Transcribe the passage on sending Patriot missiles to South Korea in full, word for word.

(Passage to read):

___

In this instance, he affirmed in
writing, on the one hand, that an
invasion of South Korea would be regarded
as an invasion of the United States and
announced that he was ordering a
battalion of up to 192 Patriot missile
defense interceptors to South Korea. In
making the latter announcement, Mr.
Clinton said: “We have agreed that
it is in our national interest and in the
interest of the security of the people of
South Korea and the security of our armed
forces there to send Patriot missiles at
this time.”

On the other hand, the Administration
decided that the “national
interest” and security
considerations did not require it to
effect this Patriot redeployment decision
with dispatch. Indeed, four months have
already lapsed since the U.S. commander
in Korea, Gen. Gary Luck, made an urgent
request for such missile protection. And
now, having belatedly agreed to honor
this request, Mr. Clinton has decided
that the Patriots will be moved by rail
and ship — rather than by air. As a
result, it will take 30-45 days for them
to reach South Korea and to become fully
operational.

___

(Given entries):
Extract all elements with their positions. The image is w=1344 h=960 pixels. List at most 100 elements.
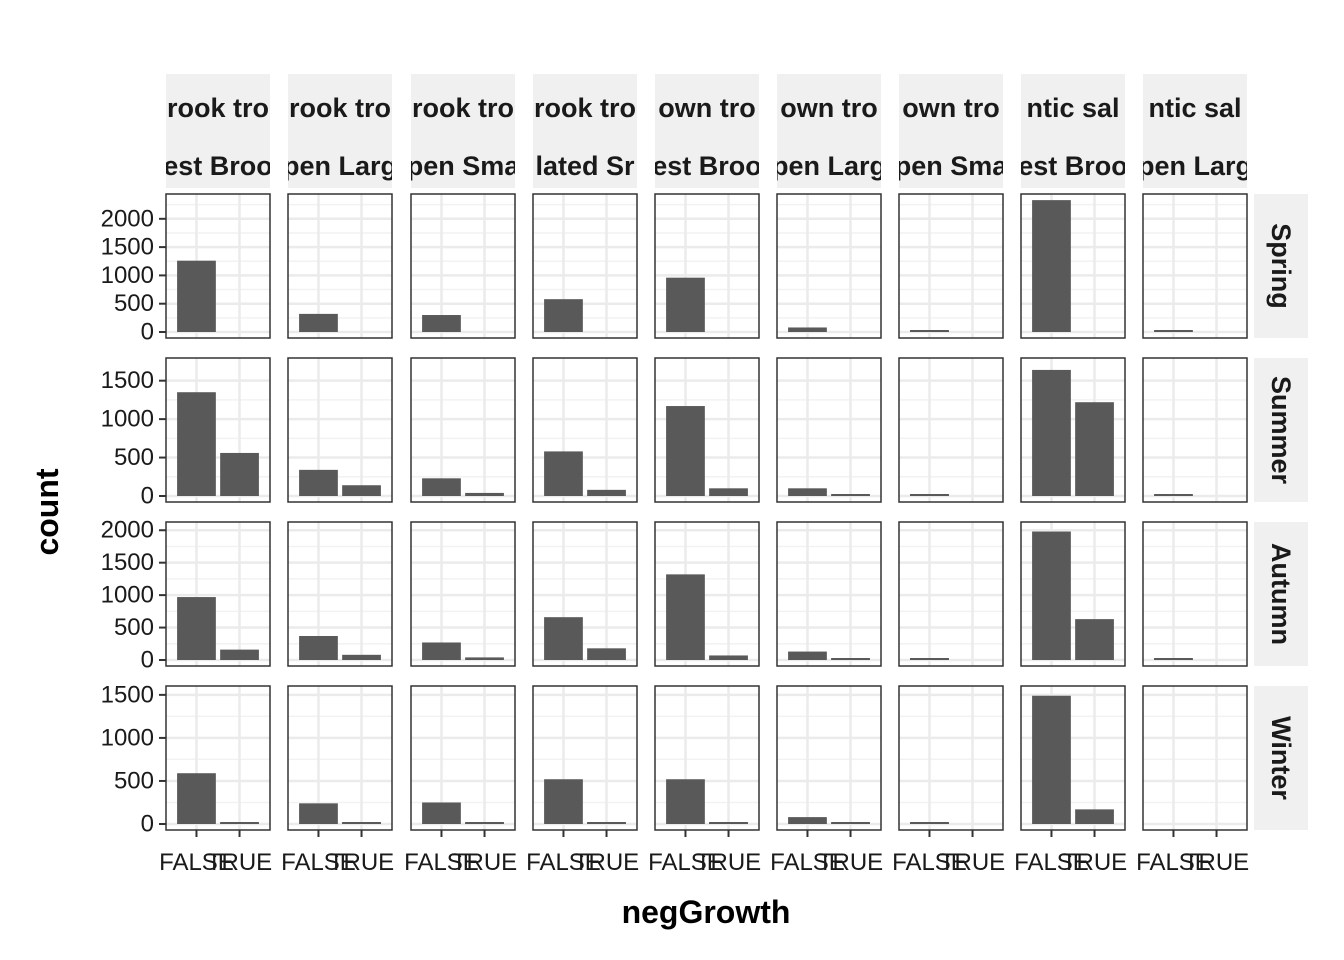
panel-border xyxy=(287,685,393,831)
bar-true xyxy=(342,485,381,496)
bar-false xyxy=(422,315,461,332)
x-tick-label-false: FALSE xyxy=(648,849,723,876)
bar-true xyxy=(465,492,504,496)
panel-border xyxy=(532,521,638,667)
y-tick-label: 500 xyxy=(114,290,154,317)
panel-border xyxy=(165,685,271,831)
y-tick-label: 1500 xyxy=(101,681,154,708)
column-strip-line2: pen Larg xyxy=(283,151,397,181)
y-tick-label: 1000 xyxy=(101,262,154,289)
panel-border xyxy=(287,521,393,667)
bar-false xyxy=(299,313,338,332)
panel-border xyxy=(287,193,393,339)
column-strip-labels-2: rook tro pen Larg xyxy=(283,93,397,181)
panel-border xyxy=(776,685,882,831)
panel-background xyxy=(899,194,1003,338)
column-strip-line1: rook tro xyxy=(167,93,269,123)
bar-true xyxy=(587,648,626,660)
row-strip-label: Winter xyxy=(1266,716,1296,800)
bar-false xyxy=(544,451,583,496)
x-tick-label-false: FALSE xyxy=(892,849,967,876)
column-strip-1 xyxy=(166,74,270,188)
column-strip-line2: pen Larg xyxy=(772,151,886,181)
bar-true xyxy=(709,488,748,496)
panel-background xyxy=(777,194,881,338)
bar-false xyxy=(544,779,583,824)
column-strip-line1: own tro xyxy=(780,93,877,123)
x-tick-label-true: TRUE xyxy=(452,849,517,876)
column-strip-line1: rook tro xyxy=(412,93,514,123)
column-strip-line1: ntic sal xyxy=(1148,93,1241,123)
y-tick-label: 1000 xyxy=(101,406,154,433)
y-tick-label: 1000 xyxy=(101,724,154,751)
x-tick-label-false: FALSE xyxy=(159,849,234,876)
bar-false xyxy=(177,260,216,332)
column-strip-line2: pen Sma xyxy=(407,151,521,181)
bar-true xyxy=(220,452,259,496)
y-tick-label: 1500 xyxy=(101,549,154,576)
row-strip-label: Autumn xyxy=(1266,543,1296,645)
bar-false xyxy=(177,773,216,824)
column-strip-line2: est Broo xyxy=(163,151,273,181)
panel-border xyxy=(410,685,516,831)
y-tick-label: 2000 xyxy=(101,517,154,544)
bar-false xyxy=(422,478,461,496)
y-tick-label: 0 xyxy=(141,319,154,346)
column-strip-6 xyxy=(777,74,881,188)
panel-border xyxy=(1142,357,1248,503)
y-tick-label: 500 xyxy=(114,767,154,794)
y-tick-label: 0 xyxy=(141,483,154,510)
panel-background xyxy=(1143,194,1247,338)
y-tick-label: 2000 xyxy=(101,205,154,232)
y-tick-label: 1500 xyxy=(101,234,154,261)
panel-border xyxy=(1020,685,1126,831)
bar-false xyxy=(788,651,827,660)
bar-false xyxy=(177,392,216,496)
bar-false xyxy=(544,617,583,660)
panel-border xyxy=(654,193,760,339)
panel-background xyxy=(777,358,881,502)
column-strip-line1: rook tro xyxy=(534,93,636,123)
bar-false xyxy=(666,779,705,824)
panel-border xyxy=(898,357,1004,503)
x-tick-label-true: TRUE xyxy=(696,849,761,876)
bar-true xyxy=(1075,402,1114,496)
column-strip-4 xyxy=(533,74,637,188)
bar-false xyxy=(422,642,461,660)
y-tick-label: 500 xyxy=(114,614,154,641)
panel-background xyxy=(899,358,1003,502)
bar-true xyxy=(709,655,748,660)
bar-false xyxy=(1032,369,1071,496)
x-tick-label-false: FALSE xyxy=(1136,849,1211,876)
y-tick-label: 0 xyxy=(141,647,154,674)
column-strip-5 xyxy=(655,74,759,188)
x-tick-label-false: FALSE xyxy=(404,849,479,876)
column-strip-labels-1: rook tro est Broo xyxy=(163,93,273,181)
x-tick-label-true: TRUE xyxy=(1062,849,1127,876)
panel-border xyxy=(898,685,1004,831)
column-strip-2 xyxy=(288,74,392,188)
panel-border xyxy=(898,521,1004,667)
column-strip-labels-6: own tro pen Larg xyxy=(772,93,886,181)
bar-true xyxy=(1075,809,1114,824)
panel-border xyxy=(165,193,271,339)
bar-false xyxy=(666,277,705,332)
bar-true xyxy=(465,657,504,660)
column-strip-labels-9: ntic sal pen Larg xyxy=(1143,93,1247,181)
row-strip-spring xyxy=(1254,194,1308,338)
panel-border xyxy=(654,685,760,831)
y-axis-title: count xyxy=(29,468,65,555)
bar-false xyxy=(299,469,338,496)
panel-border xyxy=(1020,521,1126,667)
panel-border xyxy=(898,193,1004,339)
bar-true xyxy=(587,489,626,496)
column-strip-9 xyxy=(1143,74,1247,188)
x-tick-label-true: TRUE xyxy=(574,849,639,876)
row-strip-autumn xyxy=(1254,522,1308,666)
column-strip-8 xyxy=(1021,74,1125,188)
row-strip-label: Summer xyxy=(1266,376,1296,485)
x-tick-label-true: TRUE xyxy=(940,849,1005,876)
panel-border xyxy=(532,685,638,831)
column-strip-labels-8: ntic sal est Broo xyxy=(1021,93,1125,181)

___

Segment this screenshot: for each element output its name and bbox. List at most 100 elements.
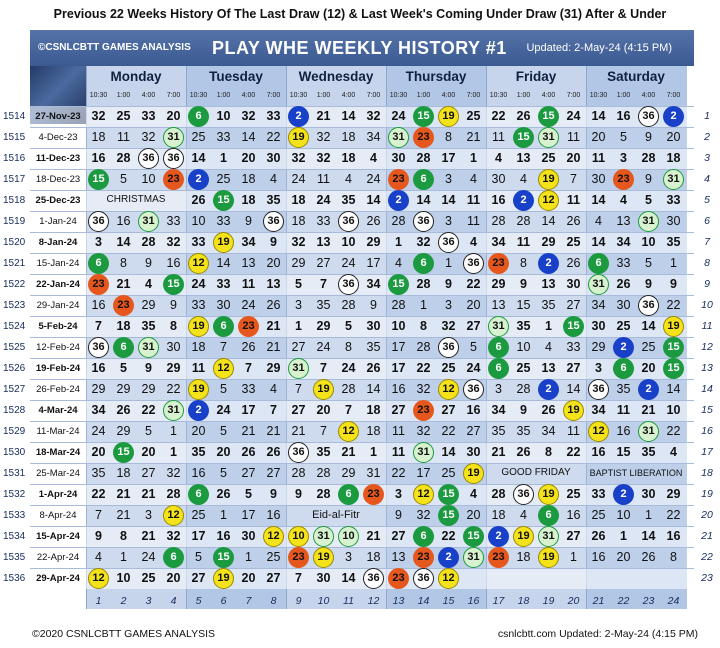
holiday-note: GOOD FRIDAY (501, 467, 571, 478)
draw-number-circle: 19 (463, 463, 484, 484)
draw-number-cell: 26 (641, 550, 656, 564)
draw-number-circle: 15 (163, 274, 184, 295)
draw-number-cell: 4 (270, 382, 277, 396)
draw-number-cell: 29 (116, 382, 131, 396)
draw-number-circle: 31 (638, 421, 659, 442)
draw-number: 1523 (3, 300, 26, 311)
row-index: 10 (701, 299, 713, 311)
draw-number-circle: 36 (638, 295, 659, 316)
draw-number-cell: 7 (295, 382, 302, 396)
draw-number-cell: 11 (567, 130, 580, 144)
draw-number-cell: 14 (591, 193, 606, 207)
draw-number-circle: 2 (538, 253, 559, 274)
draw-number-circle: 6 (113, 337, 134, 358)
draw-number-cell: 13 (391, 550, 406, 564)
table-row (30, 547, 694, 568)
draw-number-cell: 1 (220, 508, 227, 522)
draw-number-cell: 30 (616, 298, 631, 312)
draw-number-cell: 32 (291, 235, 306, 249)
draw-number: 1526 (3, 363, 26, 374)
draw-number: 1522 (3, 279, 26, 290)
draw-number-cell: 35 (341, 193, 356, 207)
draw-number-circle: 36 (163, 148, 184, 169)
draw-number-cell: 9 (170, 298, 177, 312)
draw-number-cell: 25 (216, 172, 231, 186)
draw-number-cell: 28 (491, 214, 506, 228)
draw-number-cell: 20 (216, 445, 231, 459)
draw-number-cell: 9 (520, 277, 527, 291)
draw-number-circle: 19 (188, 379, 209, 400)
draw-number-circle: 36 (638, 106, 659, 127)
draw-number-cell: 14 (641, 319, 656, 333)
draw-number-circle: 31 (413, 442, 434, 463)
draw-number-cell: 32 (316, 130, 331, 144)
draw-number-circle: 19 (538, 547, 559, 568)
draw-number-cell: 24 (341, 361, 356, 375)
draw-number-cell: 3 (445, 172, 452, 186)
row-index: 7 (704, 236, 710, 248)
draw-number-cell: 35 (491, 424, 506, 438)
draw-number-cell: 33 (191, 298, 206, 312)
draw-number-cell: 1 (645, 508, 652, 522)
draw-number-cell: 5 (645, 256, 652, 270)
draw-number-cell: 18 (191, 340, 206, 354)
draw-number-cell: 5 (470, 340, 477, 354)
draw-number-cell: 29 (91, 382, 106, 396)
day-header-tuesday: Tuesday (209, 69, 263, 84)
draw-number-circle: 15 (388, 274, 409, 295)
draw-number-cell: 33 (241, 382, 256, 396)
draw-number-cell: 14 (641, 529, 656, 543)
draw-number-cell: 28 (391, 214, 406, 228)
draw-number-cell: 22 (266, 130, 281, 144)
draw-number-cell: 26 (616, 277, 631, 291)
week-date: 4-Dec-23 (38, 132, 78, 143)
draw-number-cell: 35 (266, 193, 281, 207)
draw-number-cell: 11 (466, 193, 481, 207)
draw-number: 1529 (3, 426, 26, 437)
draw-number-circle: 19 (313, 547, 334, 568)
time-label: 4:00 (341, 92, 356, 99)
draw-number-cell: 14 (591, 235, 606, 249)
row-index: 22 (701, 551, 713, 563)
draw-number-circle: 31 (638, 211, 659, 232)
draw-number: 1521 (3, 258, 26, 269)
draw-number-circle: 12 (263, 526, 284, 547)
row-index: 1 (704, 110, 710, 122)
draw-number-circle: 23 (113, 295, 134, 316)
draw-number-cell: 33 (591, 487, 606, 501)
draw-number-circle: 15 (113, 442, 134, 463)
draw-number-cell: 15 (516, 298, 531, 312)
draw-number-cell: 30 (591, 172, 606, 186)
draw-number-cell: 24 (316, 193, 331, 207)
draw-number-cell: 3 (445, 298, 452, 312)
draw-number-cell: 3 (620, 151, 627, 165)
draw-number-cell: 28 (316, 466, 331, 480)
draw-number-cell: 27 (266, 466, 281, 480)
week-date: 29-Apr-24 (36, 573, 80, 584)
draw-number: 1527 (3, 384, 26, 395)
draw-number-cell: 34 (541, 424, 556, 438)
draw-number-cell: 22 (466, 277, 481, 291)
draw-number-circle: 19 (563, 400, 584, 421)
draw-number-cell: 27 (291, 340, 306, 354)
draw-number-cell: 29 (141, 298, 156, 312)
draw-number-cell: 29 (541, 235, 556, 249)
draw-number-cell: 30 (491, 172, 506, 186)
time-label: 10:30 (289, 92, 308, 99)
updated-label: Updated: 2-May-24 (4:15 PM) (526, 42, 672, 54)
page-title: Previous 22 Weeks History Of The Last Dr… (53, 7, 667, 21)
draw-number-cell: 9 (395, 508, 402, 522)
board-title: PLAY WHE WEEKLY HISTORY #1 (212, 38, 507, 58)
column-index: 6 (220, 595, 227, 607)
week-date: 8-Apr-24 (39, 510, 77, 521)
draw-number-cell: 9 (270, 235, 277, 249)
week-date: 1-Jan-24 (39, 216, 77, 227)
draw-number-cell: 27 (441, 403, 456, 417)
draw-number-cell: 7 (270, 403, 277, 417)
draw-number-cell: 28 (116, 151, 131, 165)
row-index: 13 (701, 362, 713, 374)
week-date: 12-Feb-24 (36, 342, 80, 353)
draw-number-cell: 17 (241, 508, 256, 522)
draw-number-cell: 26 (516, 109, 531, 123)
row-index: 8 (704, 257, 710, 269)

___

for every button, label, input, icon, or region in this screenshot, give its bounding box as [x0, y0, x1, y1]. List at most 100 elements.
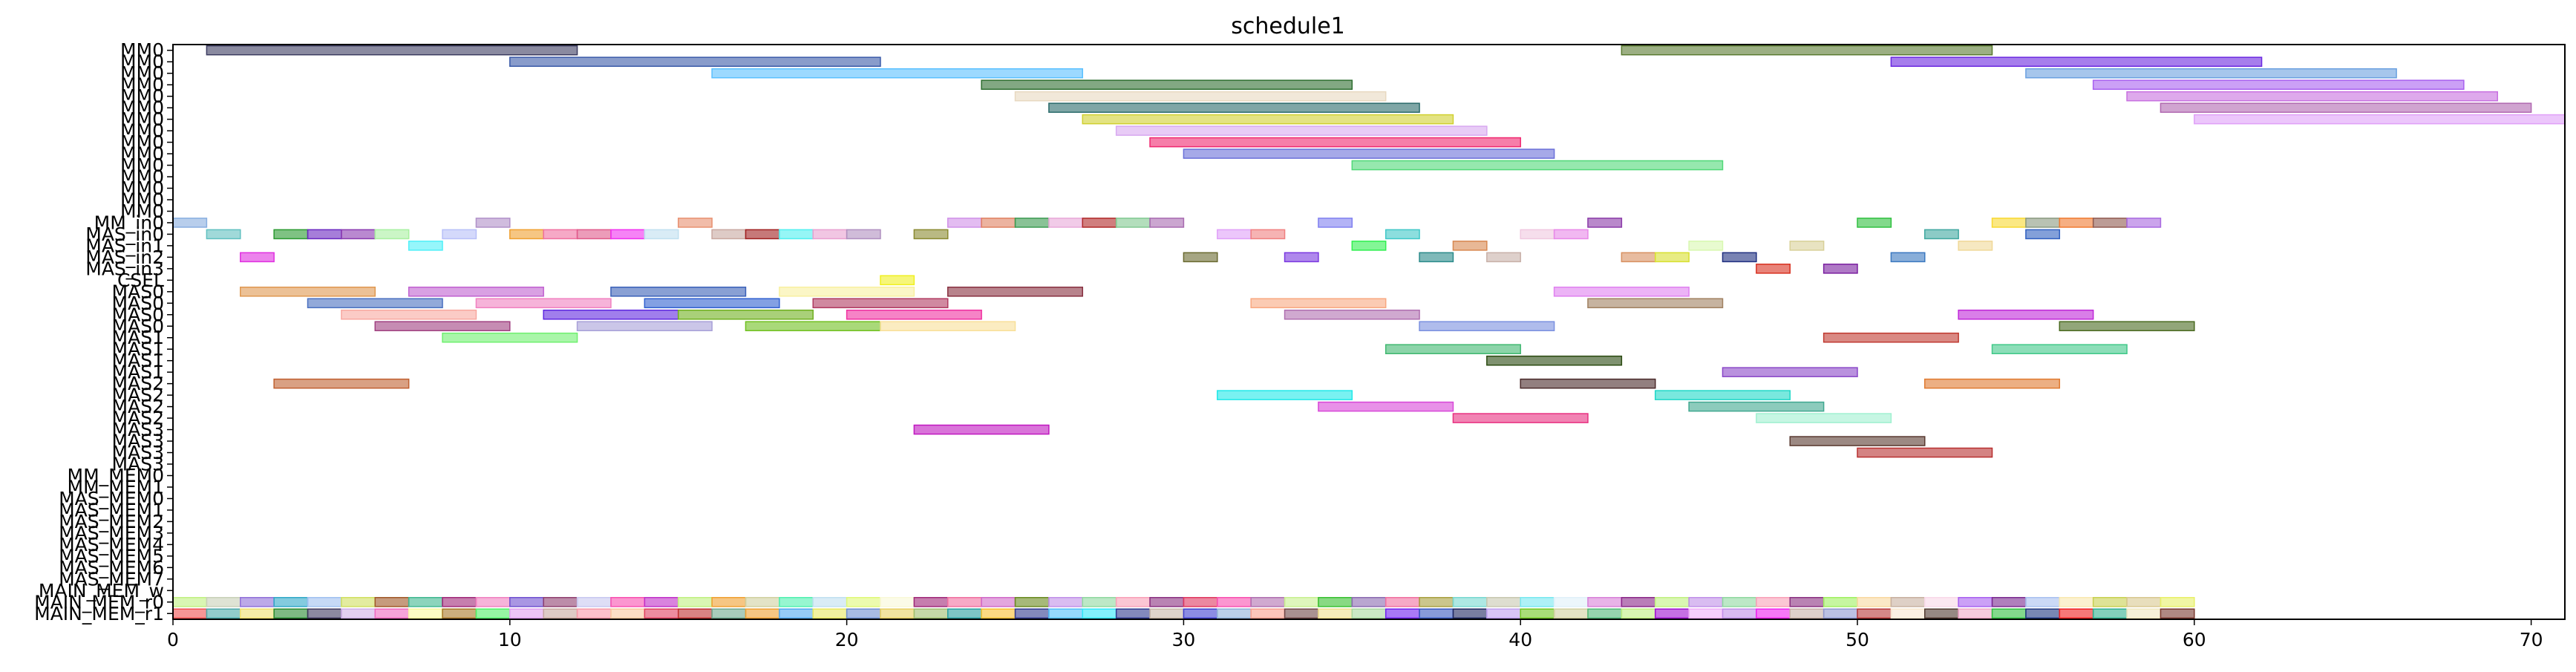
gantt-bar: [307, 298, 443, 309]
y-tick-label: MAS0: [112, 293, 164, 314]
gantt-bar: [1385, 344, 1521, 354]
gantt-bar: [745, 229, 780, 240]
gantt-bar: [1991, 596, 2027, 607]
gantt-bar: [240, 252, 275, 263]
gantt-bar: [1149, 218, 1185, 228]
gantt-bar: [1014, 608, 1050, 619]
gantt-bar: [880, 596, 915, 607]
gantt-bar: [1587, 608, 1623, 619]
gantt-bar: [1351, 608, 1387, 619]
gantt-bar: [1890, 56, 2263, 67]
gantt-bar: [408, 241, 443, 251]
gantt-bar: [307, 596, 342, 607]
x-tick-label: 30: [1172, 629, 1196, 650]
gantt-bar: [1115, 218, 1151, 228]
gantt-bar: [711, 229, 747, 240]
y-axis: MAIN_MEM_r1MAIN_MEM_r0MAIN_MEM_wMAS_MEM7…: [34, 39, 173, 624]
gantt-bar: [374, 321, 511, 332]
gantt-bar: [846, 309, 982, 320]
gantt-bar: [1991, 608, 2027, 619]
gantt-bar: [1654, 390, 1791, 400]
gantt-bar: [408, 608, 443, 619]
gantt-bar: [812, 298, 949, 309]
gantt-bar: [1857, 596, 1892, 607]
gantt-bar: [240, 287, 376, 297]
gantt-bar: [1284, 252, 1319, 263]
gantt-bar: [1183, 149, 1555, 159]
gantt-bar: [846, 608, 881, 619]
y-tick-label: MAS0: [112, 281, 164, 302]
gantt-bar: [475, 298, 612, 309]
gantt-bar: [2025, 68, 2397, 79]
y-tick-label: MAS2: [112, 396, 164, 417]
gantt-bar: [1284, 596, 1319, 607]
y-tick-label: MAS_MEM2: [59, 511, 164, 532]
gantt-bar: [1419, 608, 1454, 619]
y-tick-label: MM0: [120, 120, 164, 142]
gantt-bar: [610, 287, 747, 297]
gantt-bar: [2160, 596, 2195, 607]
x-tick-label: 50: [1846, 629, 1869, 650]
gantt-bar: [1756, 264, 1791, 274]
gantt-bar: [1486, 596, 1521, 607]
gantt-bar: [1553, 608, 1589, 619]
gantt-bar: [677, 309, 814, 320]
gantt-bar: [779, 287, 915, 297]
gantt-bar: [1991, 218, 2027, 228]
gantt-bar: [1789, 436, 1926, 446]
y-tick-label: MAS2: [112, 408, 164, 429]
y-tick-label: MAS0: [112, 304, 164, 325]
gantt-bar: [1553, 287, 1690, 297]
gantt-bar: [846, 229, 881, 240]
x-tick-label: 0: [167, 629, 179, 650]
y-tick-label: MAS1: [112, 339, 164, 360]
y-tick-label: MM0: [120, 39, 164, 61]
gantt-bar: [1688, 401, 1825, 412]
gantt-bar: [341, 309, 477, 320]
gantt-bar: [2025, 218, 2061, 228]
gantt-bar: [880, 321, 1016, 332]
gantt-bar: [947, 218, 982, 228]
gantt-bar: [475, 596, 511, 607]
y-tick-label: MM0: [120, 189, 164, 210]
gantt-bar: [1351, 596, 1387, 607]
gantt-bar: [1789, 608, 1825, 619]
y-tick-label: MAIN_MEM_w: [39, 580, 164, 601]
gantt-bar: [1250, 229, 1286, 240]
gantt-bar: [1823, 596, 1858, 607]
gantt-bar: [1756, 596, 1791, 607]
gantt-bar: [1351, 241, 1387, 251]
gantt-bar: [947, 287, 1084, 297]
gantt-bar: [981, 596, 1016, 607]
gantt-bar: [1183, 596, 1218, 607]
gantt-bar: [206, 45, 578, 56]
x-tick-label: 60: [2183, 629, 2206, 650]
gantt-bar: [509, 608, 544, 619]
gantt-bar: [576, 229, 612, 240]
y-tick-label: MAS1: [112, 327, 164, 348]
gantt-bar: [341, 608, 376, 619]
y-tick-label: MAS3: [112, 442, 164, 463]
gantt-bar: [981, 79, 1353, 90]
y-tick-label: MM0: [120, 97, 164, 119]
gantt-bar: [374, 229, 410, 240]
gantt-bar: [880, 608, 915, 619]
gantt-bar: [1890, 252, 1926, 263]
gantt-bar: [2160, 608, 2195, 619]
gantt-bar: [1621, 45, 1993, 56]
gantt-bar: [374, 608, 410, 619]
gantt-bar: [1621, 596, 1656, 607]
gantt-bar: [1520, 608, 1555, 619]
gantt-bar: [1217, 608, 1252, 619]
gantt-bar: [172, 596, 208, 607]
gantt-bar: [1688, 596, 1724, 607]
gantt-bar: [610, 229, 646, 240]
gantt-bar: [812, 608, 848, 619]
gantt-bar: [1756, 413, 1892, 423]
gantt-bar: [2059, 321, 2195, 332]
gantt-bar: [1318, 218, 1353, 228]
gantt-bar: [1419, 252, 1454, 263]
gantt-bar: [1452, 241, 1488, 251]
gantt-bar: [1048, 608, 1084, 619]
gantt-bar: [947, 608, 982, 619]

___

(Solution to the problem):
In this instance, he affirmed in
writing, on the one hand, that an
invasion of South Korea would be regarded
as an invasion of the United States and
announced that he was ordering a
battalion of up to 192 Patriot missile
defense interceptors to South Korea. In
making the latter announcement, Mr.
Clinton said: “We have agreed that
it is in our national interest and in the
interest of the security of the people of
South Korea and the security of our armed
forces there to send Patriot missiles at
this time.”

On the other hand, the Administration
decided that the “national
interest” and security
considerations did not require it to
effect this Patriot redeployment decision
with dispatch. Indeed, four months have
already lapsed since the U.S. commander
in Korea, Gen. Gary Luck, made an urgent
request for such missile protection. And
now, having belatedly agreed to honor
this request, Mr. Clinton has decided
that the Patriots will be moved by rail
and ship — rather than by air. As a
result, it will take 30-45 days for them
to reach South Korea and to become fully
operational.